>> Start

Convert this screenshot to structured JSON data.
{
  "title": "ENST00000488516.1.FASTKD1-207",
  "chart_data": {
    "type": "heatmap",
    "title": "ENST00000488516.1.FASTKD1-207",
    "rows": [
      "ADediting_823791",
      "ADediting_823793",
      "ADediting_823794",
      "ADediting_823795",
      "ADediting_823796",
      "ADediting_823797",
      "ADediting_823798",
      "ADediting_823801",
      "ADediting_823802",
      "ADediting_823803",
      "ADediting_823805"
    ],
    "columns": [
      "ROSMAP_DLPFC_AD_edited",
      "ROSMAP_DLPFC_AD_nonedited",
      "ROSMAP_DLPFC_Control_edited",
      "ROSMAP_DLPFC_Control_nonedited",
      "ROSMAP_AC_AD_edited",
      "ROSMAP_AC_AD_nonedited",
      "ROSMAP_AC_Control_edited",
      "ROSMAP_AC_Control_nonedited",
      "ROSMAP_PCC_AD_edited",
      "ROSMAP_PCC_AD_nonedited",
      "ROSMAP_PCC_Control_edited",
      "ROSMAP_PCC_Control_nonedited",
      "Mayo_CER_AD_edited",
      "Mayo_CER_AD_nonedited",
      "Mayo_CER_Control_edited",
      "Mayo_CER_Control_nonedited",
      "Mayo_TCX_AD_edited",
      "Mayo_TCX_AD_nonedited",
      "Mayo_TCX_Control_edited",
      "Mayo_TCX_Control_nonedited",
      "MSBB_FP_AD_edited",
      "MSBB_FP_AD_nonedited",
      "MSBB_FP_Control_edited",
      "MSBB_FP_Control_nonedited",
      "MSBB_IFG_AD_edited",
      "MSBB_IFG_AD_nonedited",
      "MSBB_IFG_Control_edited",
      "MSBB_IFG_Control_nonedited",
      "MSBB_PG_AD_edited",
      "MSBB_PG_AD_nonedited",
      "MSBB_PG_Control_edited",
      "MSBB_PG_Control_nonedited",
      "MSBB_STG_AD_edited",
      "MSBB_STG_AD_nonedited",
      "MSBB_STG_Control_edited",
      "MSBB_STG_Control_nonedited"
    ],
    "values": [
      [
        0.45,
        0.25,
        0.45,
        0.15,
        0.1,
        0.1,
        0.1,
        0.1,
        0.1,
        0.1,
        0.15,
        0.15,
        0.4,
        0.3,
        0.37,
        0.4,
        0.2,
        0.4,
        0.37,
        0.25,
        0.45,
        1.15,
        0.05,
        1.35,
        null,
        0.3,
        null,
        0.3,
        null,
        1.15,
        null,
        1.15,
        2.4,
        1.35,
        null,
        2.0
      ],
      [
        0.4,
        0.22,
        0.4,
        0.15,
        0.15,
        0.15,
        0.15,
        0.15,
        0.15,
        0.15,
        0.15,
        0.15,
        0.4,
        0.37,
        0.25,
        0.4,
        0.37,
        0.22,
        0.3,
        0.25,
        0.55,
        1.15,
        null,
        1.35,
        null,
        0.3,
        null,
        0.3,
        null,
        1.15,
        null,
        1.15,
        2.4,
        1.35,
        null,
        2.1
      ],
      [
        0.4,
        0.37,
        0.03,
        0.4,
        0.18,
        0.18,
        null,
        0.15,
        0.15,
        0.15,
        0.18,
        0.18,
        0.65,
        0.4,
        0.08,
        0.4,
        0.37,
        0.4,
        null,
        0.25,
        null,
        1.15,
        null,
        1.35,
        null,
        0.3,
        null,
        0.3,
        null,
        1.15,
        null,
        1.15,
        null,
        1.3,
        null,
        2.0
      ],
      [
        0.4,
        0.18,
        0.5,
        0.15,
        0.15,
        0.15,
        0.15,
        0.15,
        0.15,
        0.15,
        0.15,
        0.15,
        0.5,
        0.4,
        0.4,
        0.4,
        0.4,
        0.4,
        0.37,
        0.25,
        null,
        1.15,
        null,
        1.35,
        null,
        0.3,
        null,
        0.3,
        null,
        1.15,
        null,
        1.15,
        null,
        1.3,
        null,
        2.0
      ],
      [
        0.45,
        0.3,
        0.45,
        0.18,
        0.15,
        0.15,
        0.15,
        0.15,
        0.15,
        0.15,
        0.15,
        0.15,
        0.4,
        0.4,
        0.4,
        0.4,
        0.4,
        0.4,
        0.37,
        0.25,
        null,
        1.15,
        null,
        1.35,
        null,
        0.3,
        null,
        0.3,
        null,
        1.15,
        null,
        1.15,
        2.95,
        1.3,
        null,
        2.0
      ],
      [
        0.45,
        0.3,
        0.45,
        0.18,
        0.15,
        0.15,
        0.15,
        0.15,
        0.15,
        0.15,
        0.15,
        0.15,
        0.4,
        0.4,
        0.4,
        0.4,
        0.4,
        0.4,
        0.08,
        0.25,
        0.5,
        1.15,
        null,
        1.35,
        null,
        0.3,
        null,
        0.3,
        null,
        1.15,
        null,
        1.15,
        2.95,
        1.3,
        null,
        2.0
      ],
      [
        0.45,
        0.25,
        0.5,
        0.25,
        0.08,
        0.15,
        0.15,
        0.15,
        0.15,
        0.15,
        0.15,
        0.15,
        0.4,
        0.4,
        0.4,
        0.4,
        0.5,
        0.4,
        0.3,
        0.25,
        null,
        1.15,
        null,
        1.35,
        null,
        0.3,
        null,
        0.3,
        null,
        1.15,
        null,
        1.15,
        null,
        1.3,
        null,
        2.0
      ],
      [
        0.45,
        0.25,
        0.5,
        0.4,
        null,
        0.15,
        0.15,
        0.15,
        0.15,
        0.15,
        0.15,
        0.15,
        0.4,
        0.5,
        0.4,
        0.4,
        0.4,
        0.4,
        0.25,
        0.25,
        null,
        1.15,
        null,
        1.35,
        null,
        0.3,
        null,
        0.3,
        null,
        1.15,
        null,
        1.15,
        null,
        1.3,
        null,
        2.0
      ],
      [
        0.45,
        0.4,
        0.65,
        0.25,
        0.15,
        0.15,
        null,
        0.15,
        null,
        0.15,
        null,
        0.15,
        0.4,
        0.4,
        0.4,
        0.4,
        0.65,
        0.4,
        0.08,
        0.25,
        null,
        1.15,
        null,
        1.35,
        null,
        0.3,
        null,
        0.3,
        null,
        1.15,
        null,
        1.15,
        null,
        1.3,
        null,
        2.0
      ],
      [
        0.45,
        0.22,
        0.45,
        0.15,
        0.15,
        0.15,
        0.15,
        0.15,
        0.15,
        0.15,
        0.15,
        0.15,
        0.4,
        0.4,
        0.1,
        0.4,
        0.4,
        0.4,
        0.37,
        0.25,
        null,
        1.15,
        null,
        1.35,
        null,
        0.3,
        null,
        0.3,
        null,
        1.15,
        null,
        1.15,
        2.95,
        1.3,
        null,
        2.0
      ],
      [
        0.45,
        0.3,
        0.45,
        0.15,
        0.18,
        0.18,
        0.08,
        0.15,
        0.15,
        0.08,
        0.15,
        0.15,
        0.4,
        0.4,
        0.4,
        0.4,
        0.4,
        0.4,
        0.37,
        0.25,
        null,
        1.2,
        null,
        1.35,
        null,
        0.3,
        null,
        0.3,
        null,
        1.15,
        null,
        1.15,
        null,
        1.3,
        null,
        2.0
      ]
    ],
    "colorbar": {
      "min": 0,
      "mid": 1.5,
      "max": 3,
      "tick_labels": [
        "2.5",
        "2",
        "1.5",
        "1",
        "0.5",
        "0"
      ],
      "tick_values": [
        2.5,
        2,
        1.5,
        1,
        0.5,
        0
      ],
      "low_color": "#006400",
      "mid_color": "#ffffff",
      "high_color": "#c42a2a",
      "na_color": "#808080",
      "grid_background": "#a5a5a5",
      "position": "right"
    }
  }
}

>> End

EXERCISE TASK :: Exactly as shown above, return every record.

RESULT ::
Convert this screenshot to structured JSON data.
{
  "title": "ENST00000488516.1.FASTKD1-207",
  "chart_data": {
    "type": "heatmap",
    "title": "ENST00000488516.1.FASTKD1-207",
    "rows": [
      "ADediting_823791",
      "ADediting_823793",
      "ADediting_823794",
      "ADediting_823795",
      "ADediting_823796",
      "ADediting_823797",
      "ADediting_823798",
      "ADediting_823801",
      "ADediting_823802",
      "ADediting_823803",
      "ADediting_823805"
    ],
    "columns": [
      "ROSMAP_DLPFC_AD_edited",
      "ROSMAP_DLPFC_AD_nonedited",
      "ROSMAP_DLPFC_Control_edited",
      "ROSMAP_DLPFC_Control_nonedited",
      "ROSMAP_AC_AD_edited",
      "ROSMAP_AC_AD_nonedited",
      "ROSMAP_AC_Control_edited",
      "ROSMAP_AC_Control_nonedited",
      "ROSMAP_PCC_AD_edited",
      "ROSMAP_PCC_AD_nonedited",
      "ROSMAP_PCC_Control_edited",
      "ROSMAP_PCC_Control_nonedited",
      "Mayo_CER_AD_edited",
      "Mayo_CER_AD_nonedited",
      "Mayo_CER_Control_edited",
      "Mayo_CER_Control_nonedited",
      "Mayo_TCX_AD_edited",
      "Mayo_TCX_AD_nonedited",
      "Mayo_TCX_Control_edited",
      "Mayo_TCX_Control_nonedited",
      "MSBB_FP_AD_edited",
      "MSBB_FP_AD_nonedited",
      "MSBB_FP_Control_edited",
      "MSBB_FP_Control_nonedited",
      "MSBB_IFG_AD_edited",
      "MSBB_IFG_AD_nonedited",
      "MSBB_IFG_Control_edited",
      "MSBB_IFG_Control_nonedited",
      "MSBB_PG_AD_edited",
      "MSBB_PG_AD_nonedited",
      "MSBB_PG_Control_edited",
      "MSBB_PG_Control_nonedited",
      "MSBB_STG_AD_edited",
      "MSBB_STG_AD_nonedited",
      "MSBB_STG_Control_edited",
      "MSBB_STG_Control_nonedited"
    ],
    "values": [
      [
        0.45,
        0.25,
        0.45,
        0.15,
        0.1,
        0.1,
        0.1,
        0.1,
        0.1,
        0.1,
        0.15,
        0.15,
        0.4,
        0.3,
        0.37,
        0.4,
        0.2,
        0.4,
        0.37,
        0.25,
        0.45,
        1.15,
        0.05,
        1.35,
        null,
        0.3,
        null,
        0.3,
        null,
        1.15,
        null,
        1.15,
        2.4,
        1.35,
        null,
        2.0
      ],
      [
        0.4,
        0.22,
        0.4,
        0.15,
        0.15,
        0.15,
        0.15,
        0.15,
        0.15,
        0.15,
        0.15,
        0.15,
        0.4,
        0.37,
        0.25,
        0.4,
        0.37,
        0.22,
        0.3,
        0.25,
        0.55,
        1.15,
        null,
        1.35,
        null,
        0.3,
        null,
        0.3,
        null,
        1.15,
        null,
        1.15,
        2.4,
        1.35,
        null,
        2.1
      ],
      [
        0.4,
        0.37,
        0.03,
        0.4,
        0.18,
        0.18,
        null,
        0.15,
        0.15,
        0.15,
        0.18,
        0.18,
        0.65,
        0.4,
        0.08,
        0.4,
        0.37,
        0.4,
        null,
        0.25,
        null,
        1.15,
        null,
        1.35,
        null,
        0.3,
        null,
        0.3,
        null,
        1.15,
        null,
        1.15,
        null,
        1.3,
        null,
        2.0
      ],
      [
        0.4,
        0.18,
        0.5,
        0.15,
        0.15,
        0.15,
        0.15,
        0.15,
        0.15,
        0.15,
        0.15,
        0.15,
        0.5,
        0.4,
        0.4,
        0.4,
        0.4,
        0.4,
        0.37,
        0.25,
        null,
        1.15,
        null,
        1.35,
        null,
        0.3,
        null,
        0.3,
        null,
        1.15,
        null,
        1.15,
        null,
        1.3,
        null,
        2.0
      ],
      [
        0.45,
        0.3,
        0.45,
        0.18,
        0.15,
        0.15,
        0.15,
        0.15,
        0.15,
        0.15,
        0.15,
        0.15,
        0.4,
        0.4,
        0.4,
        0.4,
        0.4,
        0.4,
        0.37,
        0.25,
        null,
        1.15,
        null,
        1.35,
        null,
        0.3,
        null,
        0.3,
        null,
        1.15,
        null,
        1.15,
        2.95,
        1.3,
        null,
        2.0
      ],
      [
        0.45,
        0.3,
        0.45,
        0.18,
        0.15,
        0.15,
        0.15,
        0.15,
        0.15,
        0.15,
        0.15,
        0.15,
        0.4,
        0.4,
        0.4,
        0.4,
        0.4,
        0.4,
        0.08,
        0.25,
        0.5,
        1.15,
        null,
        1.35,
        null,
        0.3,
        null,
        0.3,
        null,
        1.15,
        null,
        1.15,
        2.95,
        1.3,
        null,
        2.0
      ],
      [
        0.45,
        0.25,
        0.5,
        0.25,
        0.08,
        0.15,
        0.15,
        0.15,
        0.15,
        0.15,
        0.15,
        0.15,
        0.4,
        0.4,
        0.4,
        0.4,
        0.5,
        0.4,
        0.3,
        0.25,
        null,
        1.15,
        null,
        1.35,
        null,
        0.3,
        null,
        0.3,
        null,
        1.15,
        null,
        1.15,
        null,
        1.3,
        null,
        2.0
      ],
      [
        0.45,
        0.25,
        0.5,
        0.4,
        null,
        0.15,
        0.15,
        0.15,
        0.15,
        0.15,
        0.15,
        0.15,
        0.4,
        0.5,
        0.4,
        0.4,
        0.4,
        0.4,
        0.25,
        0.25,
        null,
        1.15,
        null,
        1.35,
        null,
        0.3,
        null,
        0.3,
        null,
        1.15,
        null,
        1.15,
        null,
        1.3,
        null,
        2.0
      ],
      [
        0.45,
        0.4,
        0.65,
        0.25,
        0.15,
        0.15,
        null,
        0.15,
        null,
        0.15,
        null,
        0.15,
        0.4,
        0.4,
        0.4,
        0.4,
        0.65,
        0.4,
        0.08,
        0.25,
        null,
        1.15,
        null,
        1.35,
        null,
        0.3,
        null,
        0.3,
        null,
        1.15,
        null,
        1.15,
        null,
        1.3,
        null,
        2.0
      ],
      [
        0.45,
        0.22,
        0.45,
        0.15,
        0.15,
        0.15,
        0.15,
        0.15,
        0.15,
        0.15,
        0.15,
        0.15,
        0.4,
        0.4,
        0.1,
        0.4,
        0.4,
        0.4,
        0.37,
        0.25,
        null,
        1.15,
        null,
        1.35,
        null,
        0.3,
        null,
        0.3,
        null,
        1.15,
        null,
        1.15,
        2.95,
        1.3,
        null,
        2.0
      ],
      [
        0.45,
        0.3,
        0.45,
        0.15,
        0.18,
        0.18,
        0.08,
        0.15,
        0.15,
        0.08,
        0.15,
        0.15,
        0.4,
        0.4,
        0.4,
        0.4,
        0.4,
        0.4,
        0.37,
        0.25,
        null,
        1.2,
        null,
        1.35,
        null,
        0.3,
        null,
        0.3,
        null,
        1.15,
        null,
        1.15,
        null,
        1.3,
        null,
        2.0
      ]
    ],
    "colorbar": {
      "min": 0,
      "mid": 1.5,
      "max": 3,
      "tick_labels": [
        "2.5",
        "2",
        "1.5",
        "1",
        "0.5",
        "0"
      ],
      "tick_values": [
        2.5,
        2,
        1.5,
        1,
        0.5,
        0
      ],
      "low_color": "#006400",
      "mid_color": "#ffffff",
      "high_color": "#c42a2a",
      "na_color": "#808080",
      "grid_background": "#a5a5a5",
      "position": "right"
    }
  }
}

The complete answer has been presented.